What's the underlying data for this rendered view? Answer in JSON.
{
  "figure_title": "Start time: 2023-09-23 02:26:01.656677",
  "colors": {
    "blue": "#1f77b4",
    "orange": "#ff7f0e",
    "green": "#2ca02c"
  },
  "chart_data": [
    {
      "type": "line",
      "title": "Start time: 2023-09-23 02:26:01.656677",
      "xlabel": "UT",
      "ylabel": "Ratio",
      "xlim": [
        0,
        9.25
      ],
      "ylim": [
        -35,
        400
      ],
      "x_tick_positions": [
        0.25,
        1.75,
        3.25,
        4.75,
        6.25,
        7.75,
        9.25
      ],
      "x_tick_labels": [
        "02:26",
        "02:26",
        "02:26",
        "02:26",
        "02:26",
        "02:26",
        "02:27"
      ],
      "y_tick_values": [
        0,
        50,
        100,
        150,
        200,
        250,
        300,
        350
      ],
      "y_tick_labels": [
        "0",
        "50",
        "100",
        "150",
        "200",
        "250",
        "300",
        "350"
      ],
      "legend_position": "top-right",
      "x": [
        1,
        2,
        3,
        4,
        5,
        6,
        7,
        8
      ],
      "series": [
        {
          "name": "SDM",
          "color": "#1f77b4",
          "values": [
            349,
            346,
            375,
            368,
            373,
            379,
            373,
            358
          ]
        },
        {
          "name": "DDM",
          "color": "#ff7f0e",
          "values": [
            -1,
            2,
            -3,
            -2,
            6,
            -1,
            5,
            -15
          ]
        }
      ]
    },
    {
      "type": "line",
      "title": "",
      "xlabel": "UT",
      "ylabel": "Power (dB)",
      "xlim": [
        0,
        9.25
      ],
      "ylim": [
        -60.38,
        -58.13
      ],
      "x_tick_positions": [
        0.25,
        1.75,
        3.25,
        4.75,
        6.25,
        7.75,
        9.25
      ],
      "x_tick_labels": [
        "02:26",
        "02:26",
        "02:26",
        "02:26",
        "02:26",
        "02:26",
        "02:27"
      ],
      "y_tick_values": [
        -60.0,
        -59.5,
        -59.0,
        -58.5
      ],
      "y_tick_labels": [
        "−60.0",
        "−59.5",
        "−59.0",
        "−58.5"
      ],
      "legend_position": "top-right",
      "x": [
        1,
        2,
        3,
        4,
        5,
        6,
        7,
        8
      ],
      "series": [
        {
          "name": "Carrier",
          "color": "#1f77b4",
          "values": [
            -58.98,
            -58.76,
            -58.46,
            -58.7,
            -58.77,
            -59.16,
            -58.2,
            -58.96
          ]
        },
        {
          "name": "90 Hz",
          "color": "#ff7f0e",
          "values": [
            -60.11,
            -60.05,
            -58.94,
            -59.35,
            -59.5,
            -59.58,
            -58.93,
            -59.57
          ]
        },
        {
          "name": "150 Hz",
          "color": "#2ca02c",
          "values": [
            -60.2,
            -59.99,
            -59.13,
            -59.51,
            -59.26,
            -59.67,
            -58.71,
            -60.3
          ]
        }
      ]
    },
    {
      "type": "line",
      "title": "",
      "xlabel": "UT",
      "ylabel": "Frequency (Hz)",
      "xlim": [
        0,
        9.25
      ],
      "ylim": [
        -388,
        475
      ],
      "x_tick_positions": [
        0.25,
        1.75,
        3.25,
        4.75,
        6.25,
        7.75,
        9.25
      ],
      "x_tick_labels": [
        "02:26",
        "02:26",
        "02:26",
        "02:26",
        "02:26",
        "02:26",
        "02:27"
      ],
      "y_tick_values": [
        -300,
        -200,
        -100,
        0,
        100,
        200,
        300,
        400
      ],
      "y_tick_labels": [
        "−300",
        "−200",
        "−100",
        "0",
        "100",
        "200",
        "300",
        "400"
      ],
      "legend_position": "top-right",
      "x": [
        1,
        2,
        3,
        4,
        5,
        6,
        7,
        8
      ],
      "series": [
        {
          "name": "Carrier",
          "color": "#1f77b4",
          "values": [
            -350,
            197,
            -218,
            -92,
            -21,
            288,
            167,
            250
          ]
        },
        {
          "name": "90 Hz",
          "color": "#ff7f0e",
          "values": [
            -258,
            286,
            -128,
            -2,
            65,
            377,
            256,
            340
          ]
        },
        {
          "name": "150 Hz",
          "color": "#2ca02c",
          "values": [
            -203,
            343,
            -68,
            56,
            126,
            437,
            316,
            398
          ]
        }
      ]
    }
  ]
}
────────
◆ WHAT YOU SHOULD DO ◆
Type out the entries again, word for word.

◆ TASK OUTPUT ◆
What's the underlying data for this rendered view? Answer in JSON.
{
  "figure_title": "Start time: 2023-09-23 02:26:01.656677",
  "colors": {
    "blue": "#1f77b4",
    "orange": "#ff7f0e",
    "green": "#2ca02c"
  },
  "chart_data": [
    {
      "type": "line",
      "title": "Start time: 2023-09-23 02:26:01.656677",
      "xlabel": "UT",
      "ylabel": "Ratio",
      "xlim": [
        0,
        9.25
      ],
      "ylim": [
        -35,
        400
      ],
      "x_tick_positions": [
        0.25,
        1.75,
        3.25,
        4.75,
        6.25,
        7.75,
        9.25
      ],
      "x_tick_labels": [
        "02:26",
        "02:26",
        "02:26",
        "02:26",
        "02:26",
        "02:26",
        "02:27"
      ],
      "y_tick_values": [
        0,
        50,
        100,
        150,
        200,
        250,
        300,
        350
      ],
      "y_tick_labels": [
        "0",
        "50",
        "100",
        "150",
        "200",
        "250",
        "300",
        "350"
      ],
      "legend_position": "top-right",
      "x": [
        1,
        2,
        3,
        4,
        5,
        6,
        7,
        8
      ],
      "series": [
        {
          "name": "SDM",
          "color": "#1f77b4",
          "values": [
            349,
            346,
            375,
            368,
            373,
            379,
            373,
            358
          ]
        },
        {
          "name": "DDM",
          "color": "#ff7f0e",
          "values": [
            -1,
            2,
            -3,
            -2,
            6,
            -1,
            5,
            -15
          ]
        }
      ]
    },
    {
      "type": "line",
      "title": "",
      "xlabel": "UT",
      "ylabel": "Power (dB)",
      "xlim": [
        0,
        9.25
      ],
      "ylim": [
        -60.38,
        -58.13
      ],
      "x_tick_positions": [
        0.25,
        1.75,
        3.25,
        4.75,
        6.25,
        7.75,
        9.25
      ],
      "x_tick_labels": [
        "02:26",
        "02:26",
        "02:26",
        "02:26",
        "02:26",
        "02:26",
        "02:27"
      ],
      "y_tick_values": [
        -60.0,
        -59.5,
        -59.0,
        -58.5
      ],
      "y_tick_labels": [
        "−60.0",
        "−59.5",
        "−59.0",
        "−58.5"
      ],
      "legend_position": "top-right",
      "x": [
        1,
        2,
        3,
        4,
        5,
        6,
        7,
        8
      ],
      "series": [
        {
          "name": "Carrier",
          "color": "#1f77b4",
          "values": [
            -58.98,
            -58.76,
            -58.46,
            -58.7,
            -58.77,
            -59.16,
            -58.2,
            -58.96
          ]
        },
        {
          "name": "90 Hz",
          "color": "#ff7f0e",
          "values": [
            -60.11,
            -60.05,
            -58.94,
            -59.35,
            -59.5,
            -59.58,
            -58.93,
            -59.57
          ]
        },
        {
          "name": "150 Hz",
          "color": "#2ca02c",
          "values": [
            -60.2,
            -59.99,
            -59.13,
            -59.51,
            -59.26,
            -59.67,
            -58.71,
            -60.3
          ]
        }
      ]
    },
    {
      "type": "line",
      "title": "",
      "xlabel": "UT",
      "ylabel": "Frequency (Hz)",
      "xlim": [
        0,
        9.25
      ],
      "ylim": [
        -388,
        475
      ],
      "x_tick_positions": [
        0.25,
        1.75,
        3.25,
        4.75,
        6.25,
        7.75,
        9.25
      ],
      "x_tick_labels": [
        "02:26",
        "02:26",
        "02:26",
        "02:26",
        "02:26",
        "02:26",
        "02:27"
      ],
      "y_tick_values": [
        -300,
        -200,
        -100,
        0,
        100,
        200,
        300,
        400
      ],
      "y_tick_labels": [
        "−300",
        "−200",
        "−100",
        "0",
        "100",
        "200",
        "300",
        "400"
      ],
      "legend_position": "top-right",
      "x": [
        1,
        2,
        3,
        4,
        5,
        6,
        7,
        8
      ],
      "series": [
        {
          "name": "Carrier",
          "color": "#1f77b4",
          "values": [
            -350,
            197,
            -218,
            -92,
            -21,
            288,
            167,
            250
          ]
        },
        {
          "name": "90 Hz",
          "color": "#ff7f0e",
          "values": [
            -258,
            286,
            -128,
            -2,
            65,
            377,
            256,
            340
          ]
        },
        {
          "name": "150 Hz",
          "color": "#2ca02c",
          "values": [
            -203,
            343,
            -68,
            56,
            126,
            437,
            316,
            398
          ]
        }
      ]
    }
  ]
}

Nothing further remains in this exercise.